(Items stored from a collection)

....

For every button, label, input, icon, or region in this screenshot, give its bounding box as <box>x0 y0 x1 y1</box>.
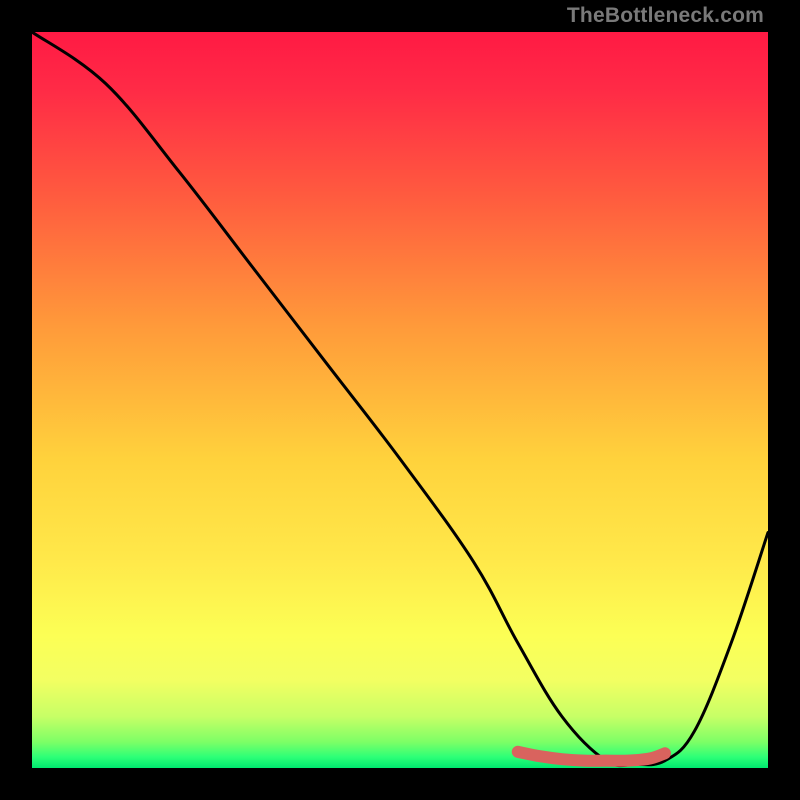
watermark-text: TheBottleneck.com <box>567 4 764 28</box>
chart-canvas <box>32 32 768 768</box>
gradient-background <box>32 32 768 768</box>
chart-frame <box>32 32 768 768</box>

....

### Task details
Output each line of the material as a row of a Markdown table with the columns "Row" and "Line", skipping blank lines. Omit the pictures.

### Task result
| Row | Line |
|---|---|
| 1 | For every button, label, input, icon, or region in this screenshot, give its bounding box as <box>x0 y0 x1 y1</box>. |
| 2 | watermark-text: TheBottleneck.com <box>567 4 764 28</box> |
| 3 | chart-canvas <box>32 32 768 768</box> |
| 4 | gradient-background <box>32 32 768 768</box> |
| 5 | chart-frame <box>32 32 768 768</box> |